_YOUR OBJECTIVE_. Images are not part of the copy; write out the rest of the data exactly as given.
━━━
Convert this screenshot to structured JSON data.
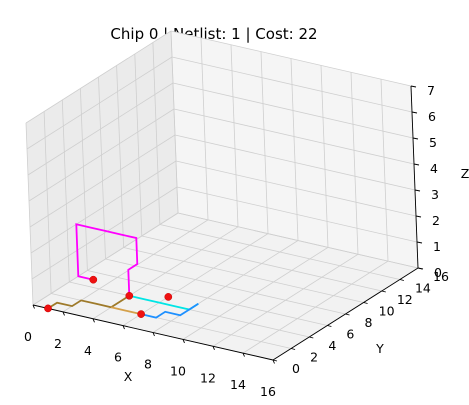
{
  "chart_data": {
    "type": "line",
    "projection": "3d",
    "title": "Chip 0  | Netlist: 1  | Cost: 22",
    "xlabel": "X",
    "ylabel": "Y",
    "zlabel": "Z",
    "xlim": [
      0,
      16
    ],
    "ylim": [
      0,
      16
    ],
    "zlim": [
      0,
      7
    ],
    "x_ticks": [
      "0",
      "2",
      "4",
      "6",
      "8",
      "10",
      "12",
      "14",
      "16"
    ],
    "y_ticks": [
      "0",
      "2",
      "4",
      "6",
      "8",
      "10",
      "12",
      "14",
      "16"
    ],
    "z_ticks": [
      "0",
      "1",
      "2",
      "3",
      "4",
      "5",
      "6",
      "7"
    ],
    "grid": true,
    "gates": [
      {
        "x": 1,
        "y": 5,
        "z": 0
      },
      {
        "x": 6,
        "y": 5,
        "z": 0
      },
      {
        "x": 4,
        "y": 4,
        "z": 0
      },
      {
        "x": 6,
        "y": 2,
        "z": 0
      },
      {
        "x": 1,
        "y": 0,
        "z": 0
      }
    ],
    "series": [
      {
        "color": "#ff00ff",
        "points": [
          [
            1,
            5,
            0
          ],
          [
            0,
            5,
            0
          ],
          [
            0,
            5,
            1
          ],
          [
            0,
            5,
            2
          ],
          [
            1,
            5,
            2
          ],
          [
            2,
            5,
            2
          ],
          [
            3,
            5,
            2
          ],
          [
            4,
            5,
            2
          ],
          [
            4,
            5,
            1
          ],
          [
            4,
            4,
            1
          ],
          [
            4,
            4,
            0
          ]
        ]
      },
      {
        "color": "#00e5e5",
        "points": [
          [
            4,
            4,
            0
          ],
          [
            5,
            4,
            0
          ],
          [
            6,
            4,
            0
          ],
          [
            7,
            4,
            0
          ],
          [
            8,
            4,
            0
          ],
          [
            8,
            5,
            0
          ]
        ]
      },
      {
        "color": "#1e90ff",
        "points": [
          [
            8,
            5,
            0
          ],
          [
            8,
            4,
            0
          ],
          [
            8,
            3,
            0
          ],
          [
            7,
            3,
            0
          ],
          [
            7,
            2,
            0
          ],
          [
            6,
            2,
            0
          ]
        ]
      },
      {
        "color": "#9e7a2a",
        "points": [
          [
            1,
            0,
            0
          ],
          [
            1,
            1,
            0
          ],
          [
            2,
            1,
            0
          ],
          [
            2,
            2,
            0
          ],
          [
            3,
            2,
            0
          ],
          [
            4,
            2,
            0
          ],
          [
            4,
            3,
            0
          ],
          [
            4,
            4,
            0
          ]
        ]
      },
      {
        "color": "#d4a04a",
        "points": [
          [
            6,
            2,
            0
          ],
          [
            5,
            2,
            0
          ],
          [
            4,
            2,
            0
          ]
        ]
      }
    ]
  }
}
━━━
_EXERCISE RESULT_.
Convert this screenshot to structured JSON data.
{
  "chart_data": {
    "type": "line",
    "projection": "3d",
    "title": "Chip 0  | Netlist: 1  | Cost: 22",
    "xlabel": "X",
    "ylabel": "Y",
    "zlabel": "Z",
    "xlim": [
      0,
      16
    ],
    "ylim": [
      0,
      16
    ],
    "zlim": [
      0,
      7
    ],
    "x_ticks": [
      "0",
      "2",
      "4",
      "6",
      "8",
      "10",
      "12",
      "14",
      "16"
    ],
    "y_ticks": [
      "0",
      "2",
      "4",
      "6",
      "8",
      "10",
      "12",
      "14",
      "16"
    ],
    "z_ticks": [
      "0",
      "1",
      "2",
      "3",
      "4",
      "5",
      "6",
      "7"
    ],
    "grid": true,
    "gates": [
      {
        "x": 1,
        "y": 5,
        "z": 0
      },
      {
        "x": 6,
        "y": 5,
        "z": 0
      },
      {
        "x": 4,
        "y": 4,
        "z": 0
      },
      {
        "x": 6,
        "y": 2,
        "z": 0
      },
      {
        "x": 1,
        "y": 0,
        "z": 0
      }
    ],
    "series": [
      {
        "color": "#ff00ff",
        "points": [
          [
            1,
            5,
            0
          ],
          [
            0,
            5,
            0
          ],
          [
            0,
            5,
            1
          ],
          [
            0,
            5,
            2
          ],
          [
            1,
            5,
            2
          ],
          [
            2,
            5,
            2
          ],
          [
            3,
            5,
            2
          ],
          [
            4,
            5,
            2
          ],
          [
            4,
            5,
            1
          ],
          [
            4,
            4,
            1
          ],
          [
            4,
            4,
            0
          ]
        ]
      },
      {
        "color": "#00e5e5",
        "points": [
          [
            4,
            4,
            0
          ],
          [
            5,
            4,
            0
          ],
          [
            6,
            4,
            0
          ],
          [
            7,
            4,
            0
          ],
          [
            8,
            4,
            0
          ],
          [
            8,
            5,
            0
          ]
        ]
      },
      {
        "color": "#1e90ff",
        "points": [
          [
            8,
            5,
            0
          ],
          [
            8,
            4,
            0
          ],
          [
            8,
            3,
            0
          ],
          [
            7,
            3,
            0
          ],
          [
            7,
            2,
            0
          ],
          [
            6,
            2,
            0
          ]
        ]
      },
      {
        "color": "#9e7a2a",
        "points": [
          [
            1,
            0,
            0
          ],
          [
            1,
            1,
            0
          ],
          [
            2,
            1,
            0
          ],
          [
            2,
            2,
            0
          ],
          [
            3,
            2,
            0
          ],
          [
            4,
            2,
            0
          ],
          [
            4,
            3,
            0
          ],
          [
            4,
            4,
            0
          ]
        ]
      },
      {
        "color": "#d4a04a",
        "points": [
          [
            6,
            2,
            0
          ],
          [
            5,
            2,
            0
          ],
          [
            4,
            2,
            0
          ]
        ]
      }
    ]
  }
}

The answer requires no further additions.